DIRECTIONS FOR THIS TASK: Scan the entries below. List each line with "Recipients".

PROVIDED DATA:
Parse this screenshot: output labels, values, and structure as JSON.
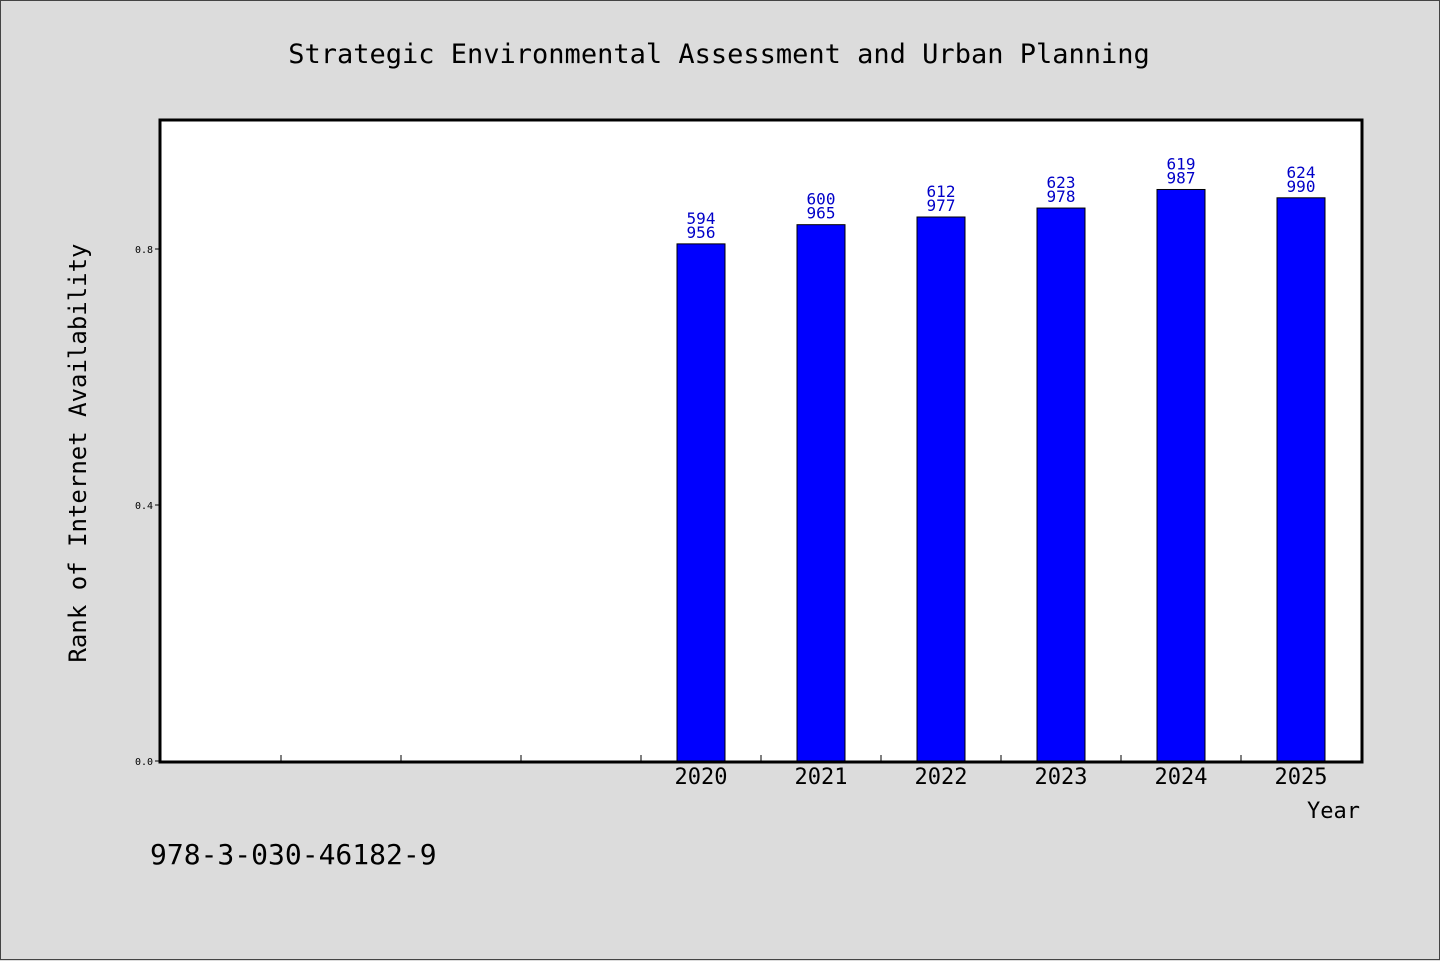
{
  "chart_data": {
    "type": "bar",
    "title": "Strategic Environmental Assessment and Urban Planning",
    "xlabel": "Year",
    "ylabel": "Rank of Internet Availability",
    "categories": [
      "",
      "",
      "",
      "",
      "2020",
      "2021",
      "2022",
      "2023",
      "2024",
      "2025"
    ],
    "values": [
      null,
      null,
      null,
      null,
      0.808,
      0.838,
      0.85,
      0.864,
      0.893,
      0.88
    ],
    "bar_labels": [
      null,
      null,
      null,
      null,
      [
        "594",
        "956"
      ],
      [
        "600",
        "965"
      ],
      [
        "612",
        "977"
      ],
      [
        "623",
        "978"
      ],
      [
        "619",
        "987"
      ],
      [
        "624",
        "990"
      ]
    ],
    "ylim": [
      0.0,
      1.0
    ],
    "yticks": [
      0.0,
      0.4,
      0.8
    ],
    "ytick_labels": [
      "0.0",
      "0.4",
      "0.8"
    ],
    "bar_color": "#0000ff",
    "label_color": "#0000c8",
    "grid": false
  },
  "footer_text": "978-3-030-46182-9"
}
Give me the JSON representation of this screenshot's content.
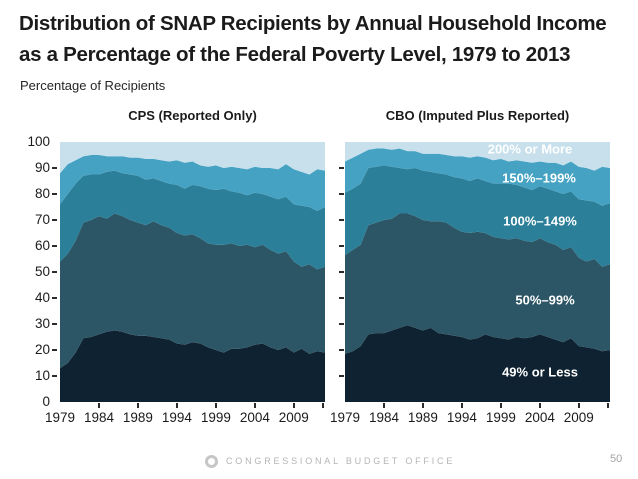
{
  "header": {
    "title_lines": [
      "Distribution of SNAP Recipients by Annual Household Income",
      "as a Percentage of the Federal Poverty Level, 1979 to 2013"
    ],
    "subtitle": "Percentage of Recipients"
  },
  "footer": {
    "organization": "CONGRESSIONAL BUDGET OFFICE",
    "page_number": "50",
    "logo": "cbo-ring-logo"
  },
  "chart_data": [
    {
      "type": "area",
      "stacked": true,
      "title": "CPS (Reported Only)",
      "xlabel": "",
      "ylabel": "Percentage of Recipients",
      "ylim": [
        0,
        100
      ],
      "grid": false,
      "y_ticks": [
        0,
        10,
        20,
        30,
        40,
        50,
        60,
        70,
        80,
        90,
        100
      ],
      "x_tick_labels": [
        1979,
        1984,
        1989,
        1994,
        1999,
        2004,
        2009
      ],
      "x": [
        1979,
        1980,
        1981,
        1982,
        1983,
        1984,
        1985,
        1986,
        1987,
        1988,
        1989,
        1990,
        1991,
        1992,
        1993,
        1994,
        1995,
        1996,
        1997,
        1998,
        1999,
        2000,
        2001,
        2002,
        2003,
        2004,
        2005,
        2006,
        2007,
        2008,
        2009,
        2010,
        2011,
        2012,
        2013
      ],
      "series": [
        {
          "name": "49% or Less",
          "color": "#0e2231",
          "values": [
            13,
            15,
            19,
            24.5,
            25,
            26,
            27,
            27.5,
            27,
            26,
            25.5,
            25.5,
            25,
            24.5,
            24,
            22.5,
            22,
            23,
            22.5,
            21,
            20,
            19,
            20.5,
            20.5,
            21,
            22,
            22.5,
            21,
            20,
            21,
            19,
            20.5,
            18.5,
            19.5,
            19
          ]
        },
        {
          "name": "50%–99%",
          "color": "#2c5666",
          "values": [
            41,
            42,
            43,
            44.5,
            45,
            45.5,
            43.5,
            45,
            44.5,
            44,
            43.5,
            42.5,
            44.5,
            43.5,
            43,
            42.5,
            42,
            41.5,
            40.5,
            40,
            40.5,
            41.5,
            40.5,
            39.5,
            39.5,
            37.5,
            38,
            37.5,
            37,
            37,
            35,
            31.5,
            34.5,
            31.5,
            33
          ]
        },
        {
          "name": "100%–149%",
          "color": "#2b7f98",
          "values": [
            22,
            23,
            22,
            18,
            17.5,
            16,
            18,
            16.5,
            16.5,
            17.5,
            18,
            17.5,
            16.5,
            17,
            17,
            18.5,
            18,
            19,
            20,
            21,
            21,
            21.5,
            20,
            20.5,
            19,
            21,
            19.5,
            20.5,
            21,
            21,
            22,
            23.5,
            22,
            22.5,
            23
          ]
        },
        {
          "name": "150%–199%",
          "color": "#46a2c3",
          "values": [
            12,
            11.5,
            9,
            7.5,
            7.5,
            7.5,
            6,
            5.5,
            6.5,
            6.5,
            7,
            8,
            7.5,
            8,
            8.5,
            9.5,
            10,
            9,
            8,
            8.5,
            9.5,
            8,
            9.5,
            9.5,
            10,
            10,
            10,
            11,
            11.5,
            12.5,
            13.5,
            13,
            12.5,
            16,
            14
          ]
        },
        {
          "name": "200% or More",
          "color": "#c7e0ec",
          "values": [
            12,
            8.5,
            7,
            5.5,
            5,
            5,
            5.5,
            5.5,
            5.5,
            6,
            6,
            6.5,
            6.5,
            7,
            7.5,
            7,
            8,
            7.5,
            9,
            9.5,
            9,
            10,
            9.5,
            10,
            10.5,
            9.5,
            10,
            10,
            10.5,
            8.5,
            10.5,
            11.5,
            12.5,
            10.5,
            11
          ]
        }
      ]
    },
    {
      "type": "area",
      "stacked": true,
      "title": "CBO (Imputed Plus Reported)",
      "xlabel": "",
      "ylabel": "Percentage of Recipients",
      "ylim": [
        0,
        100
      ],
      "grid": false,
      "y_ticks": [
        0,
        10,
        20,
        30,
        40,
        50,
        60,
        70,
        80,
        90,
        100
      ],
      "x_tick_labels": [
        1979,
        1984,
        1989,
        1994,
        1999,
        2004,
        2009
      ],
      "x": [
        1979,
        1980,
        1981,
        1982,
        1983,
        1984,
        1985,
        1986,
        1987,
        1988,
        1989,
        1990,
        1991,
        1992,
        1993,
        1994,
        1995,
        1996,
        1997,
        1998,
        1999,
        2000,
        2001,
        2002,
        2003,
        2004,
        2005,
        2006,
        2007,
        2008,
        2009,
        2010,
        2011,
        2012,
        2013
      ],
      "series": [
        {
          "name": "49% or Less",
          "color": "#0e2231",
          "values": [
            18.5,
            19.5,
            21.5,
            26,
            26.5,
            26.5,
            27.5,
            28.5,
            29.5,
            28.5,
            27.5,
            28.5,
            26.5,
            26,
            25.5,
            25,
            24,
            24.5,
            26,
            25,
            24.5,
            24,
            25,
            24.5,
            25,
            26,
            25,
            24,
            23,
            24.5,
            21.5,
            21,
            20.5,
            19.5,
            20
          ]
        },
        {
          "name": "50%–99%",
          "color": "#2c5666",
          "values": [
            38,
            39,
            39,
            42,
            42.5,
            43.5,
            43,
            44,
            43,
            43,
            42.5,
            41,
            43,
            43,
            41.5,
            40.5,
            41,
            41,
            39,
            38.5,
            38.5,
            38.5,
            38,
            37.5,
            36.5,
            37,
            36.5,
            36.5,
            35.5,
            35,
            34,
            33,
            34.5,
            32.5,
            33
          ]
        },
        {
          "name": "100%–149%",
          "color": "#2b7f98",
          "values": [
            24,
            23.5,
            23.5,
            22,
            21.5,
            21,
            20,
            17.5,
            17,
            18.5,
            19,
            19,
            18.5,
            18.5,
            19.5,
            20.5,
            20,
            20.5,
            20,
            20.5,
            21,
            21.5,
            20.5,
            20.5,
            20,
            20,
            20.5,
            20.5,
            21.5,
            21.5,
            22.5,
            23.5,
            22,
            23.5,
            23.5
          ]
        },
        {
          "name": "150%–199%",
          "color": "#46a2c3",
          "values": [
            12,
            12,
            11.5,
            7,
            7,
            6.5,
            6.5,
            7.5,
            7,
            6.5,
            6.5,
            7,
            7.5,
            7.5,
            8,
            8.5,
            9,
            8.5,
            9,
            9,
            9.5,
            8.5,
            9.5,
            10,
            10.5,
            9.5,
            10,
            11,
            11,
            11.5,
            12.5,
            12.5,
            12,
            15,
            13.5
          ]
        },
        {
          "name": "200% or More",
          "color": "#c7e0ec",
          "values": [
            7.5,
            6,
            4.5,
            3,
            2.5,
            2.5,
            3,
            2.5,
            3.5,
            3.5,
            4.5,
            4.5,
            4.5,
            5,
            5.5,
            5.5,
            6,
            5.5,
            6,
            7,
            6.5,
            7.5,
            7,
            7.5,
            8,
            7.5,
            8,
            8,
            9,
            7.5,
            9.5,
            10,
            11,
            9.5,
            10
          ]
        }
      ]
    }
  ]
}
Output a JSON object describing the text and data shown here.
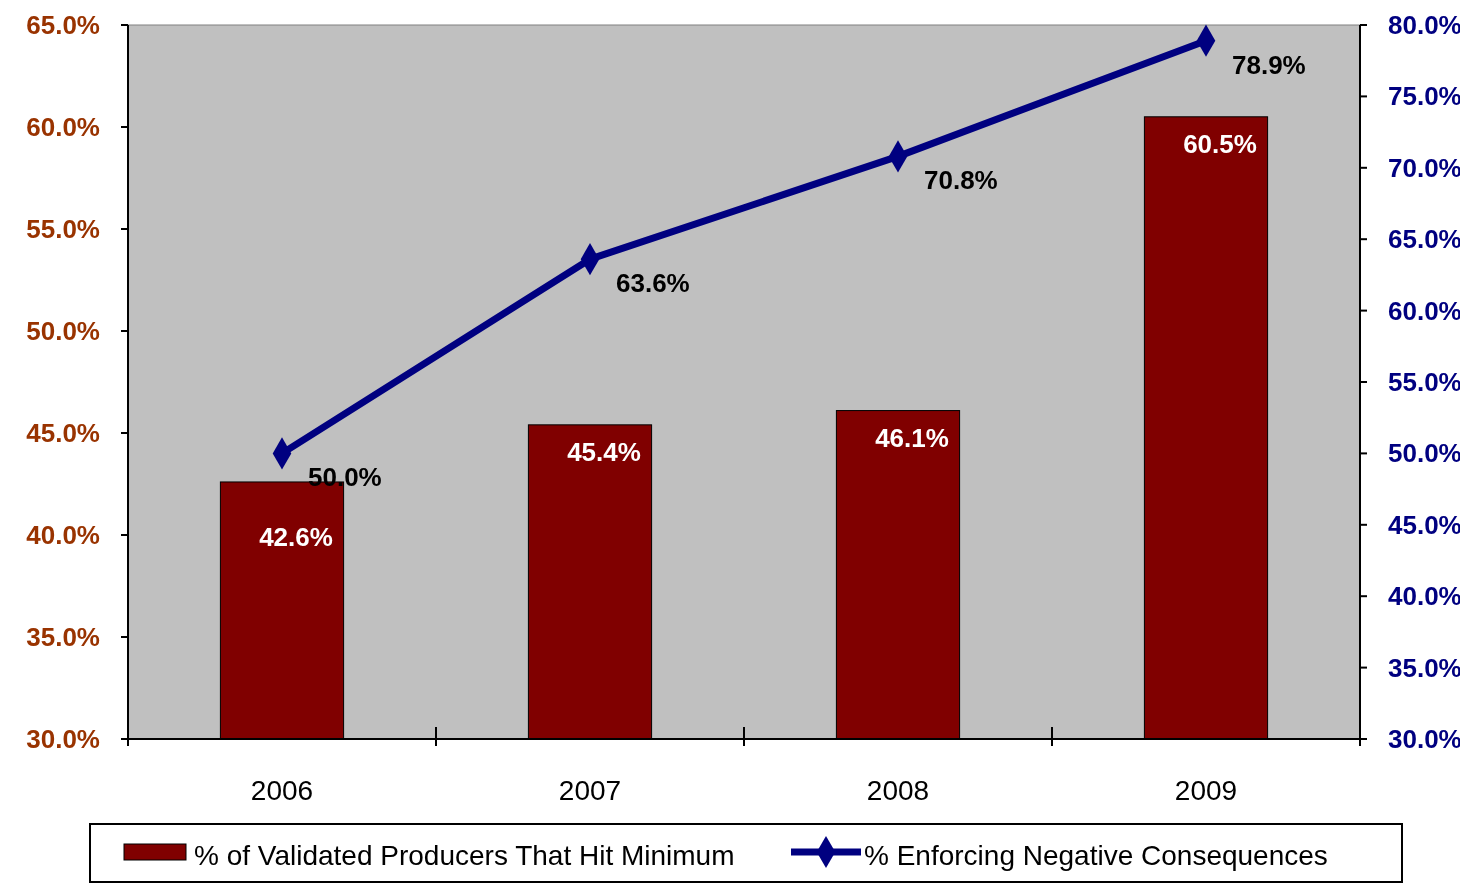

ANSWER:
      "Distribution of SNAP Recipients by Annual Household Income",
    "subtitle": "Percentage of Recipients"
      "ylabel": "Percentage of Recipients",
      "ylabel": "Percentage of Recipients",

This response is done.